BRIEF A => Reproduce, line for line, the part of the entries that opens with their first line and closes with the line containing "right-axis-tick-label: 10k bbox=[2167, 255, 2225, 296]".
== TEXT ==
Vector Search Performance / Implementing Quantization

Code Summary: Implementing Quantization

The following summarizes the code used to implement automatic vector quantization or to use user-provided precomputed quantized vectors.

Prerequisites

Usage

Sample Data Used:

The following defines a list of 12 reptile documents, each with an id, name, species, and description, covering a range of lizards, snakes, crocodilians, and turtles.

reptiles = [
    {
        "id": 1,
        "name": "Komodo Dragon",
        "species": "Varanus komodoensis",
        "description": "The Komodo dragon is the world's largest living lizard, native to the Indonesian islands of Komodo, Rinca, and Flores. It uses a venomous bite and powerful claws to take down prey as large as deer and buffalo."
    },
    {
        "id": 2,
        "name": "Green Iguana",
        "species": "Iguana iguana",
        "description": "The green iguana is a large, arboreal herbivore found throughout Central and South America. It is well adapted to life in the tree canopy, using its long tail for balance and its dewlap for thermoregulation and communication."
    },
    {
        "id": 3,
        "name": "Saltwater Crocodile",
        "species": "Crocodylus porosus",
        "description": "The saltwater crocodile is the largest living reptile on Earth, capable of exceeding 6 meters in length. It inhabits coastal brackish and freshwater regions of Southeast Asia and northern Australia, and is an apex predator with the most powerful bite of any animal."
===
== DATA IN THIS EXERCISE ==
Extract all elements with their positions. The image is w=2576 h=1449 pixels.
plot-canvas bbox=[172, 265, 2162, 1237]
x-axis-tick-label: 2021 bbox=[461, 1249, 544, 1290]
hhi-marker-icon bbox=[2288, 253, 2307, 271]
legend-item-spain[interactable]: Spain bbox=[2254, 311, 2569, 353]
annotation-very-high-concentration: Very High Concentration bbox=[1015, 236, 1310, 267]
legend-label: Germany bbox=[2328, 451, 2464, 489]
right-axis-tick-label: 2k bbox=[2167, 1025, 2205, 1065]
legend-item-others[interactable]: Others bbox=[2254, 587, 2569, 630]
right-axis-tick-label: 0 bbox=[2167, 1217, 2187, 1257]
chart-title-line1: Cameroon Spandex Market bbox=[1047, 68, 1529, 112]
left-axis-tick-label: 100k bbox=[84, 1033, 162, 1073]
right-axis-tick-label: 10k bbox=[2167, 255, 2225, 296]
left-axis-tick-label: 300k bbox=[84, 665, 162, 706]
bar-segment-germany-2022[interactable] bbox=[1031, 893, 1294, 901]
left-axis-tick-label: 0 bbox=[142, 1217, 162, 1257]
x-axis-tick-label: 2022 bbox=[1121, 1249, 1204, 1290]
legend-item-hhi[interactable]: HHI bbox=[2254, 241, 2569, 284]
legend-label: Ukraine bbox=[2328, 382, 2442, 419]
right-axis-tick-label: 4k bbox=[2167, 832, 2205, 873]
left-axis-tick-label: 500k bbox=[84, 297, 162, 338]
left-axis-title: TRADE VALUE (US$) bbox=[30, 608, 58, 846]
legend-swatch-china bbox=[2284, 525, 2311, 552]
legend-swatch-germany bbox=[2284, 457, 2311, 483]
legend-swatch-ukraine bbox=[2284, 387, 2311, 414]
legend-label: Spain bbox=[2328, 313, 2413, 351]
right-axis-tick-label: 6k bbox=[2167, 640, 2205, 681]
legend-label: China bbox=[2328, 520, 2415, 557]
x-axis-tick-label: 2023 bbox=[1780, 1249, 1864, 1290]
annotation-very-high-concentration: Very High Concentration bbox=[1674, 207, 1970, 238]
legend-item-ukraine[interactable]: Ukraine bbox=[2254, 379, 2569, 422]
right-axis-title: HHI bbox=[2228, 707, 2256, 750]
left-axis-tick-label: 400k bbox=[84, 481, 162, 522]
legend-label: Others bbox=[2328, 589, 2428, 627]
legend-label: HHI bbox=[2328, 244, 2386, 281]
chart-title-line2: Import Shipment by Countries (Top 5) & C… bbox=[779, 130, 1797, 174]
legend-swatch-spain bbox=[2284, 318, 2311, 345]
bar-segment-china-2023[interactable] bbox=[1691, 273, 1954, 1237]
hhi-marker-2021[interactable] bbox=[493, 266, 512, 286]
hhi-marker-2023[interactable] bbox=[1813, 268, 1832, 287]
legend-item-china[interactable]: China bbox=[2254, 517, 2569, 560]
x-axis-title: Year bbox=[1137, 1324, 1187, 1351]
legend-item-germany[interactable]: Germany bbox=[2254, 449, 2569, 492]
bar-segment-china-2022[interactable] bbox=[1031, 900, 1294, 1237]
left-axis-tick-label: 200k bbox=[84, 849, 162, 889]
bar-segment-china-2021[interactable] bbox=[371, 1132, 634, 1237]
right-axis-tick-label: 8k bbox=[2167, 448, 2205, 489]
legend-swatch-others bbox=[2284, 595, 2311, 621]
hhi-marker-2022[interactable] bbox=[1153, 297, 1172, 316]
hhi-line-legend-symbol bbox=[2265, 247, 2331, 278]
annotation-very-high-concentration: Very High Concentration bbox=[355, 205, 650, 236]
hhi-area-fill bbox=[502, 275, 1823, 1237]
===
BRIEF B =>
Answer these questions using the page on implementing quantization above:
(i) How many reptile documents does the sample data define?
(ii) What species name is given for the Green Iguana?
(iii) Which Indonesian islands is the Komodo dragon said to be native to?

EXPECTED OUTPUT A =>
Extract all elements with their positions. The image is w=2576 h=1449 pixels.
plot-canvas bbox=[172, 265, 2162, 1237]
x-axis-tick-label: 2021 bbox=[461, 1249, 544, 1290]
hhi-marker-icon bbox=[2288, 253, 2307, 271]
legend-item-spain[interactable]: Spain bbox=[2254, 311, 2569, 353]
annotation-very-high-concentration: Very High Concentration bbox=[1015, 236, 1310, 267]
legend-label: Germany bbox=[2328, 451, 2464, 489]
right-axis-tick-label: 2k bbox=[2167, 1025, 2205, 1065]
legend-item-others[interactable]: Others bbox=[2254, 587, 2569, 630]
right-axis-tick-label: 0 bbox=[2167, 1217, 2187, 1257]
chart-title-line1: Cameroon Spandex Market bbox=[1047, 68, 1529, 112]
left-axis-tick-label: 100k bbox=[84, 1033, 162, 1073]
right-axis-tick-label: 10k bbox=[2167, 255, 2225, 296]

EXPECTED OUTPUT B =>
(i) 12
(ii) Iguana iguana
(iii) Komodo, Rinca, and Flores